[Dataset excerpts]
......

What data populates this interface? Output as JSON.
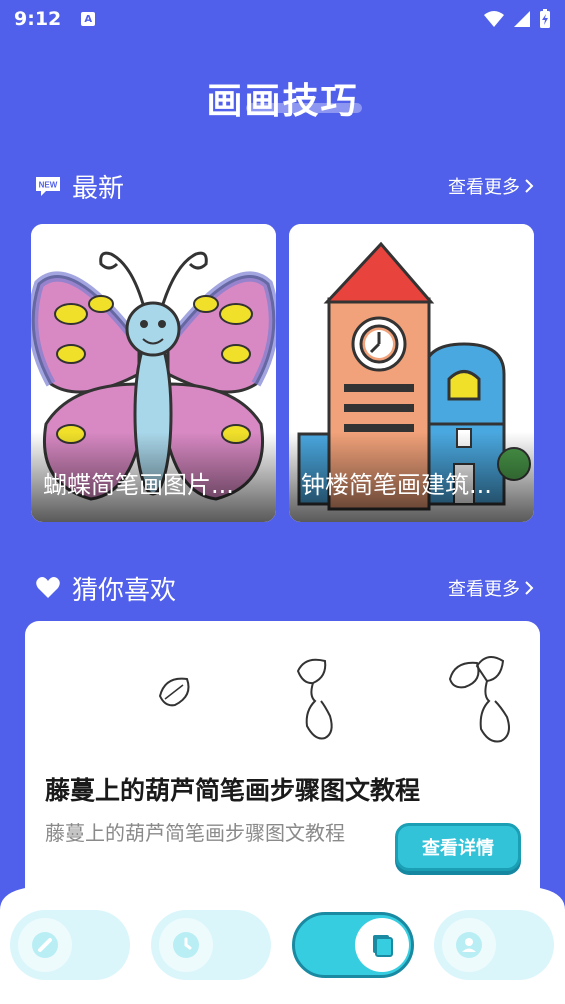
{
  "status": {
    "time": "9:12",
    "a_badge": "A"
  },
  "header": {
    "title": "画画技巧"
  },
  "latest": {
    "badge": "NEW",
    "title": "最新",
    "more_label": "查看更多",
    "cards": [
      {
        "title": "蝴蝶简笔画图片..."
      },
      {
        "title": "钟楼简笔画建筑..."
      }
    ]
  },
  "guess": {
    "title": "猜你喜欢",
    "more_label": "查看更多",
    "item": {
      "title": "藤蔓上的葫芦简笔画步骤图文教程",
      "desc": "藤蔓上的葫芦简笔画步骤图文教程",
      "button": "查看详情"
    }
  },
  "nav": {
    "items": [
      {
        "icon": "brush-icon"
      },
      {
        "icon": "clock-icon"
      },
      {
        "icon": "book-icon",
        "active": true
      },
      {
        "icon": "user-icon"
      }
    ]
  },
  "colors": {
    "background": "#5160ea",
    "accent": "#37cde0",
    "nav_bg": "#ffffff"
  }
}
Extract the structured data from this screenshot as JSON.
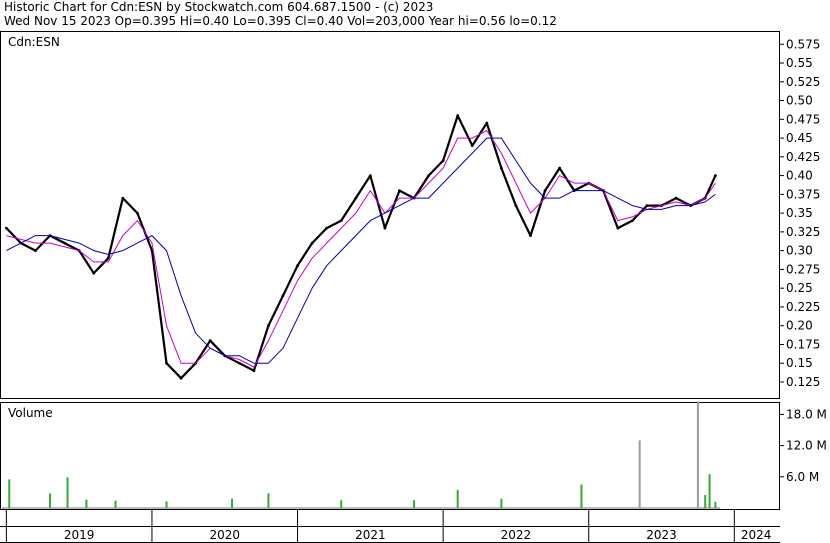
{
  "header": {
    "line1": "Historic Chart for Cdn:ESN by Stockwatch.com 604.687.1500 - (c) 2023",
    "line2": "Wed Nov 15 2023   Op=0.395  Hi=0.40  Lo=0.395  Cl=0.40  Vol=203,000   Year hi=0.56  lo=0.12"
  },
  "price_panel_label": "Cdn:ESN",
  "volume_panel_label": "Volume",
  "chart_data": [
    {
      "type": "line",
      "title": "Cdn:ESN",
      "y_ticks": [
        "0.575",
        "0.55",
        "0.525",
        "0.50",
        "0.475",
        "0.45",
        "0.425",
        "0.40",
        "0.375",
        "0.35",
        "0.325",
        "0.30",
        "0.275",
        "0.25",
        "0.225",
        "0.20",
        "0.175",
        "0.15",
        "0.125"
      ],
      "ylim": [
        0.105,
        0.59
      ],
      "x_ticks": [
        "2019",
        "2020",
        "2021",
        "2022",
        "2023",
        "2024"
      ],
      "x": [
        2019.0,
        2019.1,
        2019.2,
        2019.3,
        2019.4,
        2019.5,
        2019.6,
        2019.7,
        2019.8,
        2019.9,
        2020.0,
        2020.1,
        2020.2,
        2020.3,
        2020.4,
        2020.5,
        2020.6,
        2020.7,
        2020.8,
        2020.9,
        2021.0,
        2021.1,
        2021.2,
        2021.3,
        2021.4,
        2021.5,
        2021.6,
        2021.7,
        2021.8,
        2021.9,
        2022.0,
        2022.1,
        2022.2,
        2022.3,
        2022.4,
        2022.5,
        2022.6,
        2022.7,
        2022.8,
        2022.9,
        2023.0,
        2023.1,
        2023.2,
        2023.3,
        2023.4,
        2023.5,
        2023.6,
        2023.7,
        2023.8,
        2023.87
      ],
      "series": [
        {
          "name": "",
          "values": [
            0.33,
            0.31,
            0.3,
            0.32,
            0.31,
            0.3,
            0.27,
            0.29,
            0.37,
            0.35,
            0.3,
            0.15,
            0.13,
            0.15,
            0.18,
            0.16,
            0.15,
            0.14,
            0.2,
            0.24,
            0.28,
            0.31,
            0.33,
            0.34,
            0.37,
            0.4,
            0.33,
            0.38,
            0.37,
            0.4,
            0.42,
            0.48,
            0.44,
            0.47,
            0.41,
            0.36,
            0.32,
            0.38,
            0.41,
            0.38,
            0.39,
            0.38,
            0.33,
            0.34,
            0.36,
            0.36,
            0.37,
            0.36,
            0.37,
            0.4
          ]
        },
        {
          "name": "",
          "values": [
            0.32,
            0.315,
            0.31,
            0.31,
            0.305,
            0.3,
            0.285,
            0.285,
            0.32,
            0.34,
            0.31,
            0.2,
            0.15,
            0.15,
            0.17,
            0.16,
            0.155,
            0.145,
            0.18,
            0.22,
            0.26,
            0.29,
            0.31,
            0.33,
            0.35,
            0.38,
            0.35,
            0.37,
            0.37,
            0.39,
            0.41,
            0.45,
            0.45,
            0.46,
            0.43,
            0.39,
            0.35,
            0.37,
            0.4,
            0.39,
            0.39,
            0.38,
            0.34,
            0.345,
            0.355,
            0.36,
            0.365,
            0.36,
            0.37,
            0.39
          ]
        },
        {
          "name": "",
          "values": [
            0.3,
            0.31,
            0.32,
            0.32,
            0.315,
            0.31,
            0.3,
            0.295,
            0.3,
            0.31,
            0.32,
            0.3,
            0.24,
            0.19,
            0.17,
            0.16,
            0.16,
            0.15,
            0.15,
            0.17,
            0.21,
            0.25,
            0.28,
            0.3,
            0.32,
            0.34,
            0.35,
            0.36,
            0.37,
            0.37,
            0.39,
            0.41,
            0.43,
            0.45,
            0.45,
            0.42,
            0.39,
            0.37,
            0.37,
            0.38,
            0.38,
            0.38,
            0.37,
            0.36,
            0.355,
            0.355,
            0.36,
            0.36,
            0.365,
            0.375
          ]
        }
      ]
    },
    {
      "type": "bar",
      "title": "Volume",
      "y_ticks": [
        "18.0 M",
        "12.0 M",
        "6.0 M"
      ],
      "ylim": [
        0,
        20
      ],
      "x": [
        2019.02,
        2019.3,
        2019.42,
        2019.55,
        2019.75,
        2020.1,
        2020.55,
        2020.8,
        2021.3,
        2021.8,
        2022.1,
        2022.4,
        2022.95,
        2023.35,
        2023.75,
        2023.8,
        2023.83,
        2023.87
      ],
      "values": [
        5.5,
        2.8,
        5.9,
        1.6,
        1.4,
        1.3,
        1.8,
        2.8,
        1.5,
        1.5,
        3.5,
        1.8,
        4.5,
        13.0,
        20.5,
        2.5,
        6.5,
        1.2
      ]
    }
  ]
}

......

§ Required task
Find each line holding "藤蔓上的葫芦简笔画步骤图文教程". Copy it out.

§ Finished answer
      "title": "藤蔓上的葫芦简笔画步骤图文教程",
      "desc": "藤蔓上的葫芦简笔画步骤图文教程",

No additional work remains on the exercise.